(Data excerpts)
* START *

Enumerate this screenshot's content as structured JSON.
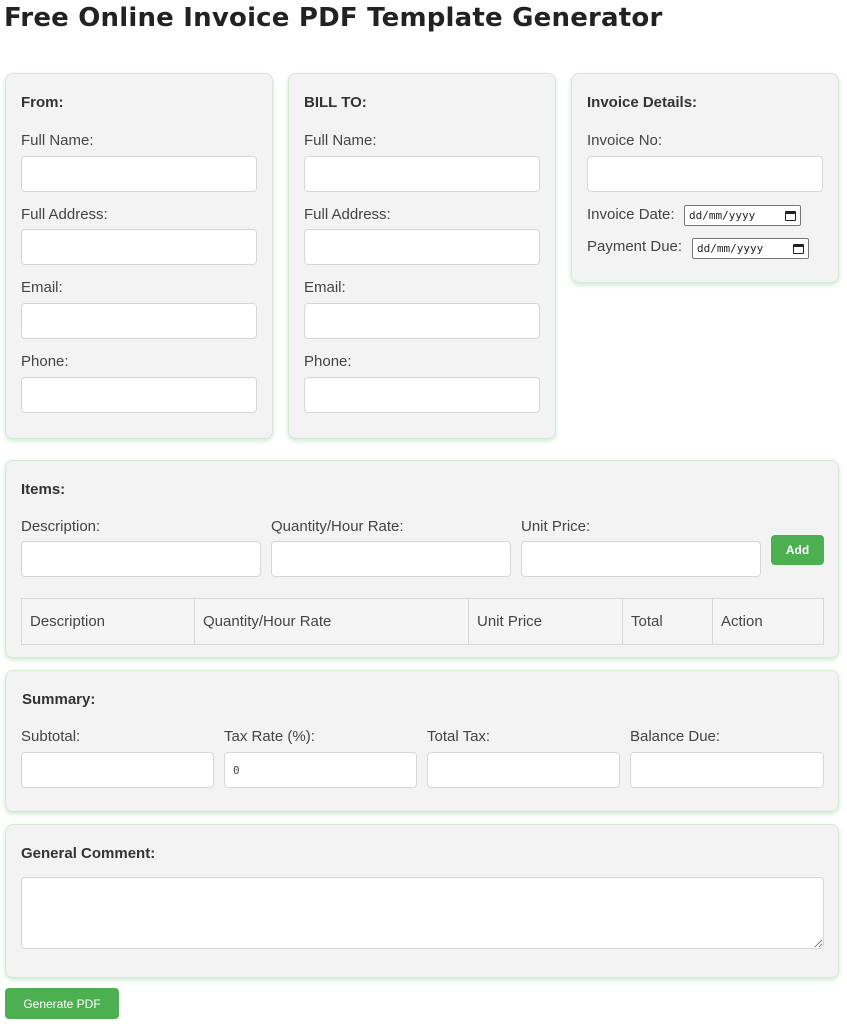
{
  "page_title": "Free Online Invoice PDF Template Generator",
  "from": {
    "heading": "From:",
    "full_name_label": "Full Name:",
    "full_address_label": "Full Address:",
    "email_label": "Email:",
    "phone_label": "Phone:",
    "full_name_value": "",
    "full_address_value": "",
    "email_value": "",
    "phone_value": ""
  },
  "bill_to": {
    "heading": "BILL TO:",
    "full_name_label": "Full Name:",
    "full_address_label": "Full Address:",
    "email_label": "Email:",
    "phone_label": "Phone:",
    "full_name_value": "",
    "full_address_value": "",
    "email_value": "",
    "phone_value": ""
  },
  "invoice_details": {
    "heading": "Invoice Details:",
    "invoice_no_label": "Invoice No:",
    "invoice_no_value": "",
    "invoice_date_label": "Invoice Date:",
    "invoice_date_placeholder": "dd/mm/yyyy",
    "payment_due_label": "Payment Due:",
    "payment_due_placeholder": "dd/mm/yyyy"
  },
  "items": {
    "heading": "Items:",
    "description_label": "Description:",
    "quantity_label": "Quantity/Hour Rate:",
    "unit_price_label": "Unit Price:",
    "add_button": "Add",
    "table_headers": [
      "Description",
      "Quantity/Hour Rate",
      "Unit Price",
      "Total",
      "Action"
    ],
    "rows": []
  },
  "summary": {
    "heading": "Summary:",
    "subtotal_label": "Subtotal:",
    "tax_rate_label": "Tax Rate (%):",
    "tax_rate_value": "0",
    "total_tax_label": "Total Tax:",
    "balance_due_label": "Balance Due:"
  },
  "comment": {
    "heading": "General Comment:",
    "value": ""
  },
  "generate_button": "Generate PDF",
  "colors": {
    "accent_green": "#4caf50",
    "card_bg": "#f3f3f3"
  }
}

* END *

What you need to do: Reproduce all of the material exactly, apart from the pictures.

Response to this exercise:
Enumerate this screenshot's content as structured JSON.
{
  "page_title": "Free Online Invoice PDF Template Generator",
  "from": {
    "heading": "From:",
    "full_name_label": "Full Name:",
    "full_address_label": "Full Address:",
    "email_label": "Email:",
    "phone_label": "Phone:",
    "full_name_value": "",
    "full_address_value": "",
    "email_value": "",
    "phone_value": ""
  },
  "bill_to": {
    "heading": "BILL TO:",
    "full_name_label": "Full Name:",
    "full_address_label": "Full Address:",
    "email_label": "Email:",
    "phone_label": "Phone:",
    "full_name_value": "",
    "full_address_value": "",
    "email_value": "",
    "phone_value": ""
  },
  "invoice_details": {
    "heading": "Invoice Details:",
    "invoice_no_label": "Invoice No:",
    "invoice_no_value": "",
    "invoice_date_label": "Invoice Date:",
    "invoice_date_placeholder": "dd/mm/yyyy",
    "payment_due_label": "Payment Due:",
    "payment_due_placeholder": "dd/mm/yyyy"
  },
  "items": {
    "heading": "Items:",
    "description_label": "Description:",
    "quantity_label": "Quantity/Hour Rate:",
    "unit_price_label": "Unit Price:",
    "add_button": "Add",
    "table_headers": [
      "Description",
      "Quantity/Hour Rate",
      "Unit Price",
      "Total",
      "Action"
    ],
    "rows": []
  },
  "summary": {
    "heading": "Summary:",
    "subtotal_label": "Subtotal:",
    "tax_rate_label": "Tax Rate (%):",
    "tax_rate_value": "0",
    "total_tax_label": "Total Tax:",
    "balance_due_label": "Balance Due:"
  },
  "comment": {
    "heading": "General Comment:",
    "value": ""
  },
  "generate_button": "Generate PDF",
  "colors": {
    "accent_green": "#4caf50",
    "card_bg": "#f3f3f3"
  }
}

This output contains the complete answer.